• EXTRAIT CITÉ:
((
« En arrivant sur le site, je découvre d’énormes volutes noires de fumées qui se dressent dans le ciel comme des gros champignons anthracites », raconte Nikos Djail se remémorant son passage à Abou Kadir, un village situé au nord-est de la Syrie, à une heure de route de Kameshli en direction de la frontière irakienne. En 2022, le photojournaliste est alors sur place pour réaliser un documentaire sur le groupe Lafarge, soupçonné d’avoir versé plusieurs millions d’euros à des groupes djihadistes afin de maintenir l’activité d’une cimenterie en Syrie. De son passage d’une quinzaine de jours, il en a tiré la série Bons baisers au Rojava.
La région a vu proliférer depuis le début de la guerre en Syrie en 2011 plusieurs raffineries de pétrole artisanales. « Les pipelines étaient coupés à cause du conflit, les territoires se sont retrouvés sans pétrole ni essence. » Obligeant la population à raffiner sur place l’or noir venu de puits syriens situés autour de la zone et plus au sud, vers la ville de Deir ez-Zor. Ces activités illégales ont persisté dans la région, désormais sous l’administration du Rojava – le Kurdistan syrien.
« Une logique de survie totale »
))
• DOCUMENTS FOURNIS:
((
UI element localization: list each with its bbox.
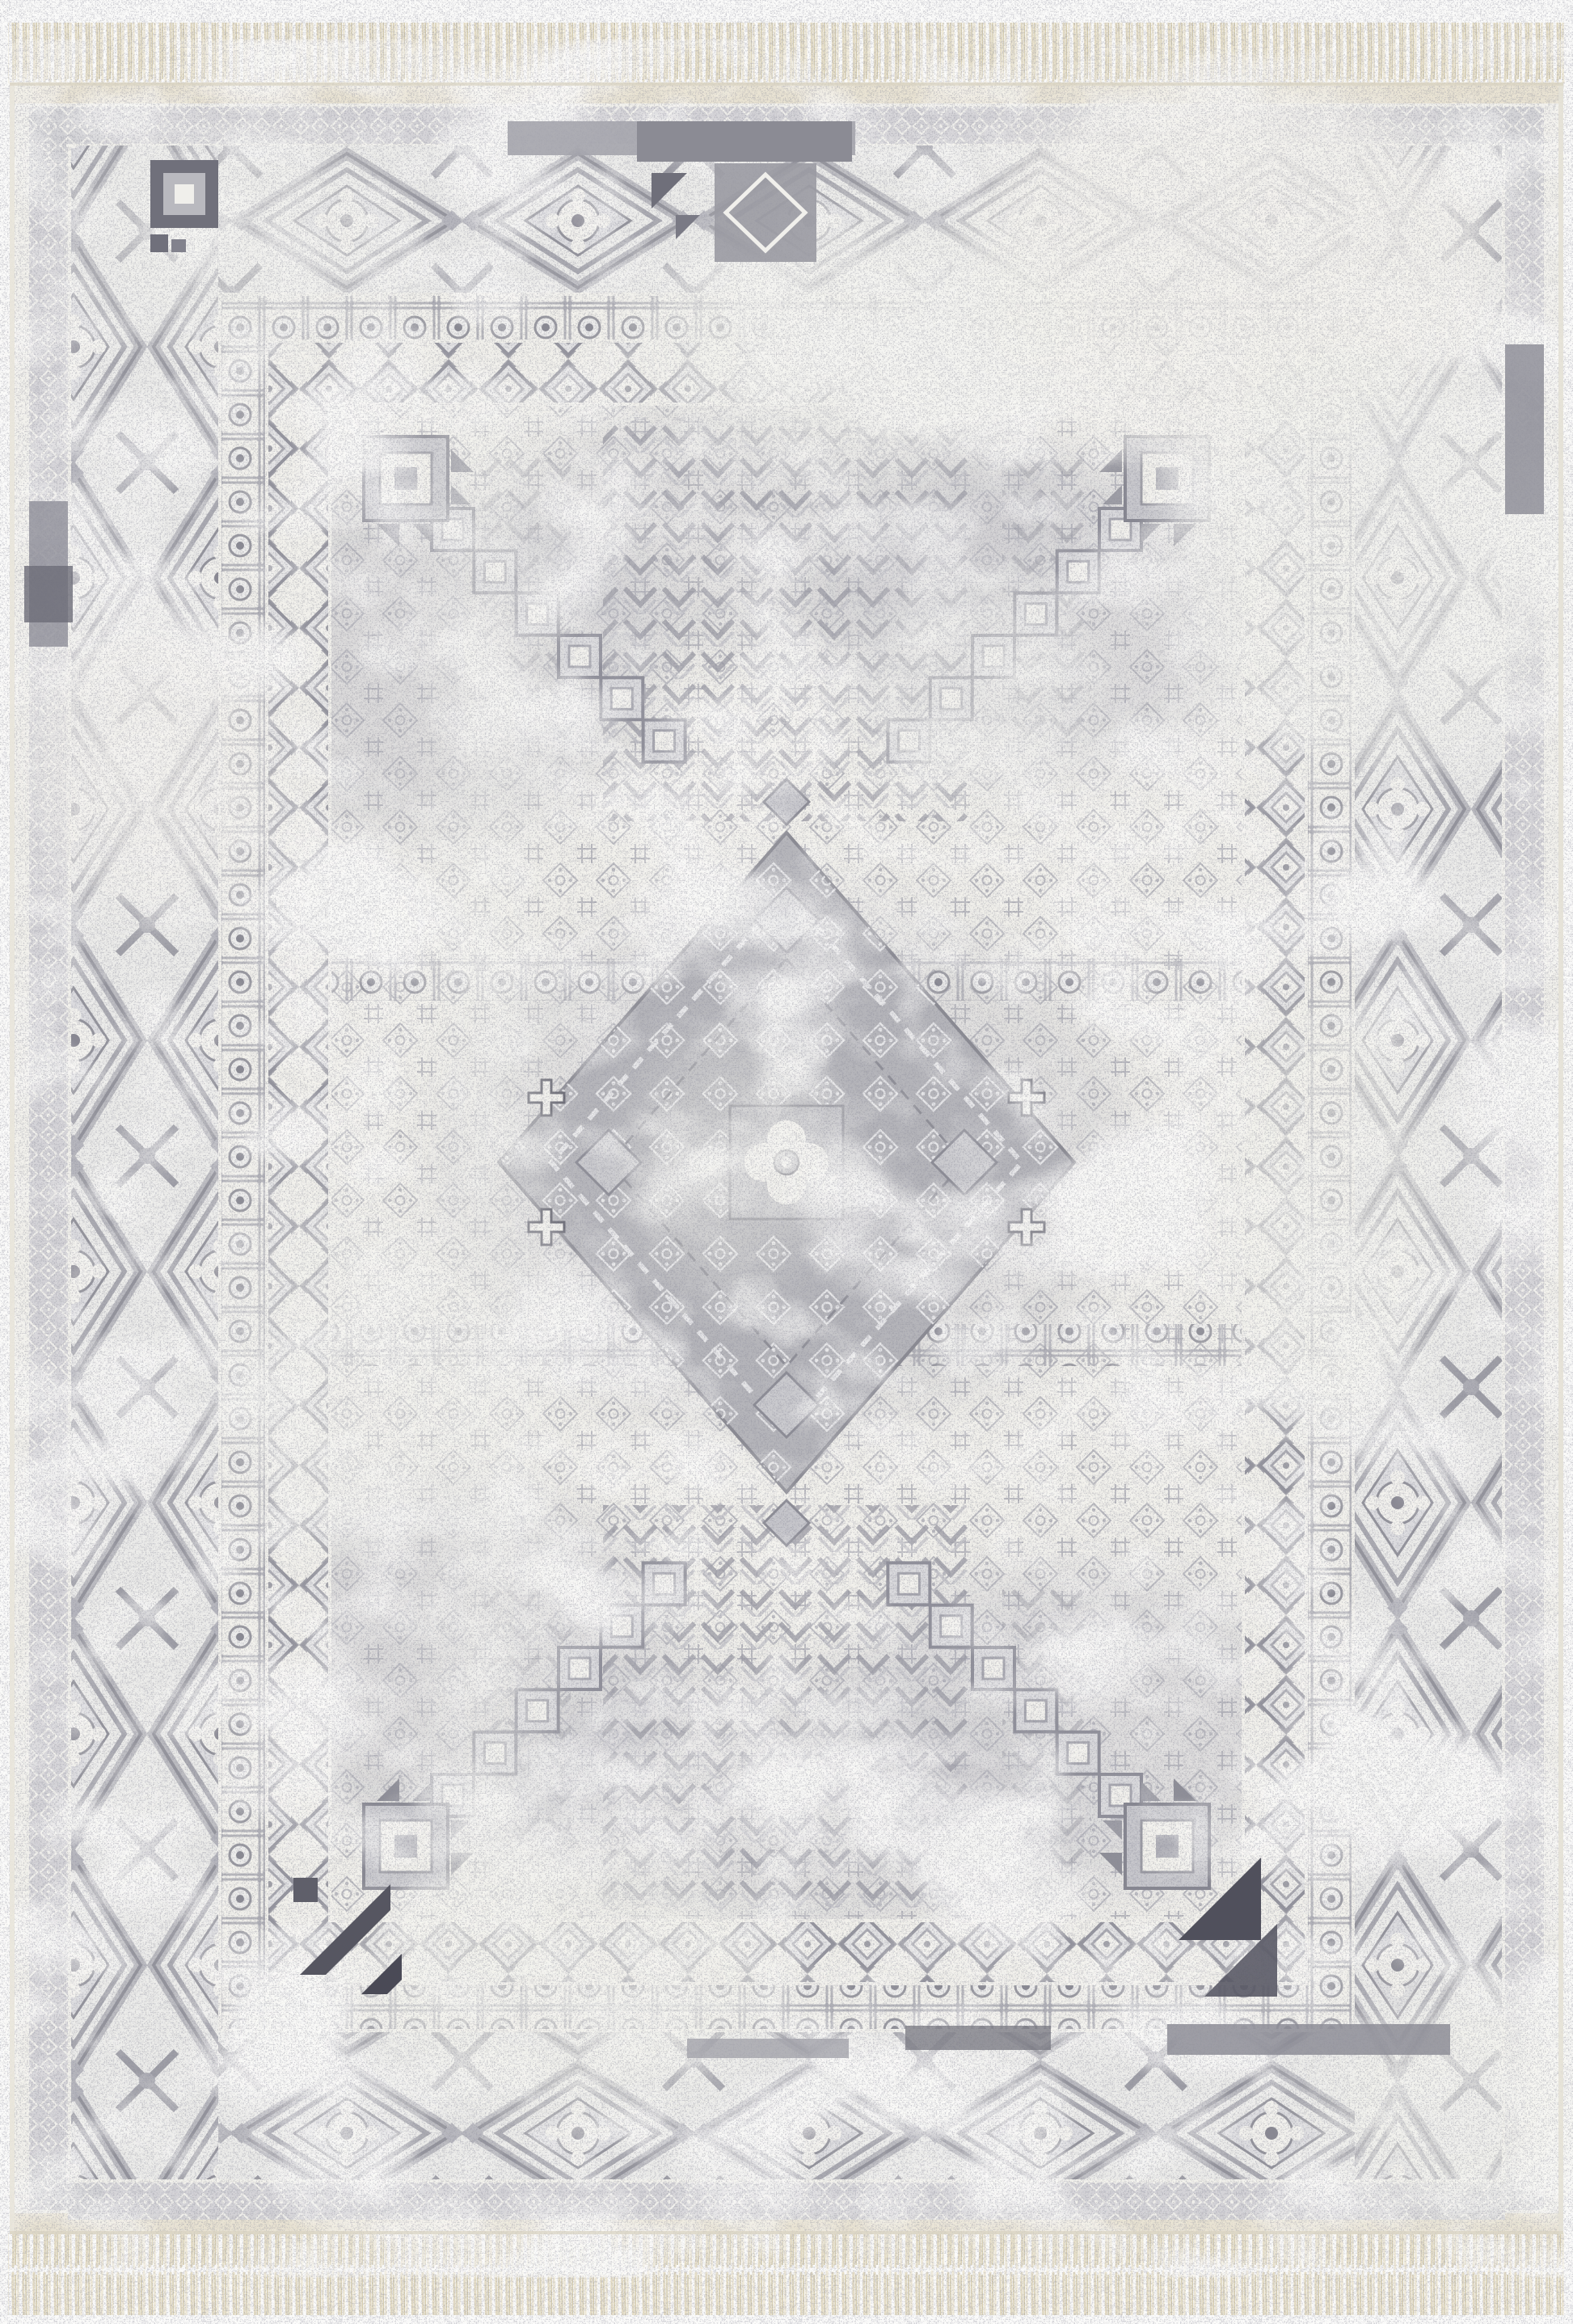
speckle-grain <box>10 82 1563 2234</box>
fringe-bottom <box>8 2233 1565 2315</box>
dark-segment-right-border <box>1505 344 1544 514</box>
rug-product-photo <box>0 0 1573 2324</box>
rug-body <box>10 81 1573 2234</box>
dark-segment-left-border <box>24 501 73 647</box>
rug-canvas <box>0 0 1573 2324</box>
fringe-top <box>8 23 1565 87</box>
))
((
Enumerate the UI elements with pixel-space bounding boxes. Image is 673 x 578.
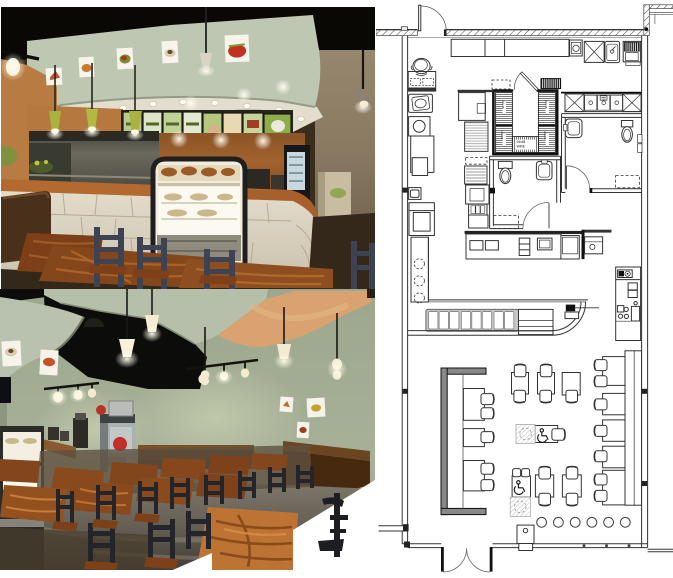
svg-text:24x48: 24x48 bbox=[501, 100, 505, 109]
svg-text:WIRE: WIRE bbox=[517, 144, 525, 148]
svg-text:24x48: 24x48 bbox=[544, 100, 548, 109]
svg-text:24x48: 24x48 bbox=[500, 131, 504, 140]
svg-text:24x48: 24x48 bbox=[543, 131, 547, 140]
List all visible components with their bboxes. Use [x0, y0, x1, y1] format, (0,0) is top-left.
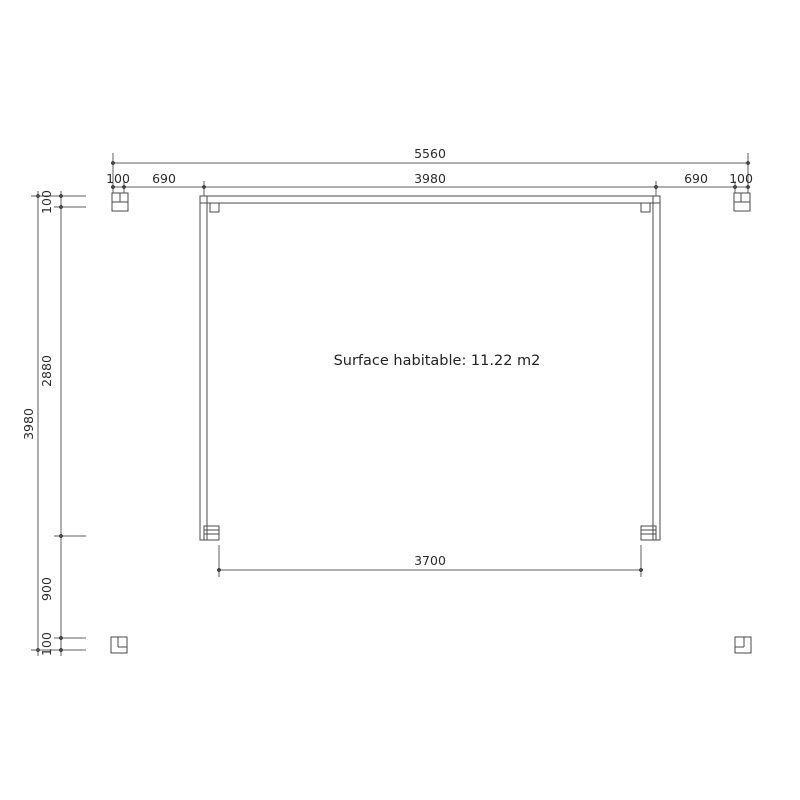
))
((
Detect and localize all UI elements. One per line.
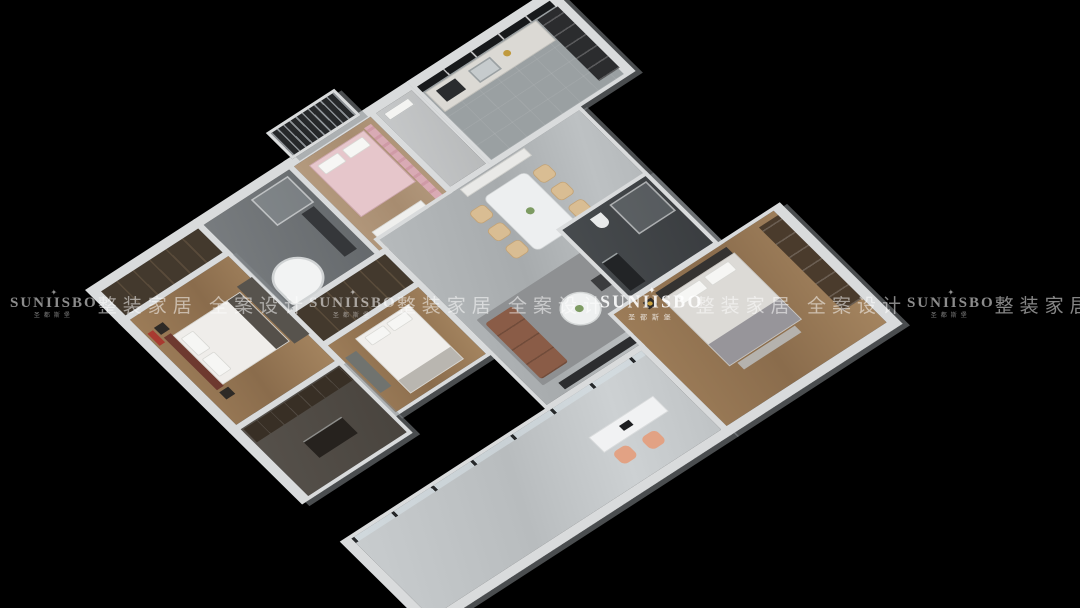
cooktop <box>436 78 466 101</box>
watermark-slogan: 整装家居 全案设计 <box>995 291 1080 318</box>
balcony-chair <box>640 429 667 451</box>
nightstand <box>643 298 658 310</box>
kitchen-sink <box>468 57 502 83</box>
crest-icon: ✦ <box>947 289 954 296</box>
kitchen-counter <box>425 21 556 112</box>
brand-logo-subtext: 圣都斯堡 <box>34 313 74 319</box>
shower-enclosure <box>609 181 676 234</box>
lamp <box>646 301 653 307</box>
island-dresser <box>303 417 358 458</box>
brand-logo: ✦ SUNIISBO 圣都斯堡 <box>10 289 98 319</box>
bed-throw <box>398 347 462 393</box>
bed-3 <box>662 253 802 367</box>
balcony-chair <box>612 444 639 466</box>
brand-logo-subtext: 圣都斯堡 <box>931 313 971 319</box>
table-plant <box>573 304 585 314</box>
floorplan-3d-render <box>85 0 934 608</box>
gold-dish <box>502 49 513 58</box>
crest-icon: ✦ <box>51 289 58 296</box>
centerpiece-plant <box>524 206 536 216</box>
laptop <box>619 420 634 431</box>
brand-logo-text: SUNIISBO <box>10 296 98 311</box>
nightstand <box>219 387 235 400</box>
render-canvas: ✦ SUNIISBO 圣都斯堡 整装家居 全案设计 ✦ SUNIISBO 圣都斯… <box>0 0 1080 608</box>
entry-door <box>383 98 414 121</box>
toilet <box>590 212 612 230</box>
))
• CONSIGNE 1: Pouvez-vous retaper à l'identique le passage du texte sur les raffineries du Rojava en commençant par « La région a » et en allant jusqu'à « le Kurdistan syrien. » ?
• CONSIGNE 2: D'après le texte sur les raffineries du Rojava, à une heure de route de quelle ville se trouve Abou Kadir ?
• CONSIGNE 3: Poursuivez le texte sur les raffineries du Rojava à partir de l'endroit où il s'arrête.
Vous n'aurez pas à vous servir des entrées.

• CORRIGÉ 1:
La région a vu proliférer depuis le début de la guerre en Syrie en 2011 plusieurs raffineries de pétrole artisanales. « Les pipelines étaient coupés à cause du conflit, les territoires se sont retrouvés sans pétrole ni essence. » Obligeant la population à raffiner sur place l’or noir venu de puits syriens situés autour de la zone et plus au sud, vers la ville de Deir ez-Zor. Ces activités illégales ont persisté dans la région, désormais sous l’administration du Rojava – le Kurdistan syrien.

• CORRIGÉ 2: Kameshli.

• CORRIGÉ 3:
Sur cette photo, « l’ingénieur » comme il est surnommé par ses collègues, travaille sur ce site depuis huit ans. « Il venait de plonger ses mains dans le bassin d’eau derrière lui, explique le photographe. Ce dernier permet de refroidir les vapeurs du pétrole chauffées dans les cuves. L’eau, où se mêlent essence et mazout, abîme la peau des travailleurs. »
Sur ce site, ils sont une quinzaine d’hommes, âgés de 13 à 30 ans. « Ils travaillent toute la journée, tous les jours, dans une logique de survie totale ; je me souviens encore de la très forte odeur, de mes chaussures imprégnées, des flaques de pétrole. » Les fumées pénètrent les pores et les poumons des travailleurs ; le pétrole et les produits chimiques se dispersent dans les terres, polluant les cultures et empoisonnant les animaux alentour.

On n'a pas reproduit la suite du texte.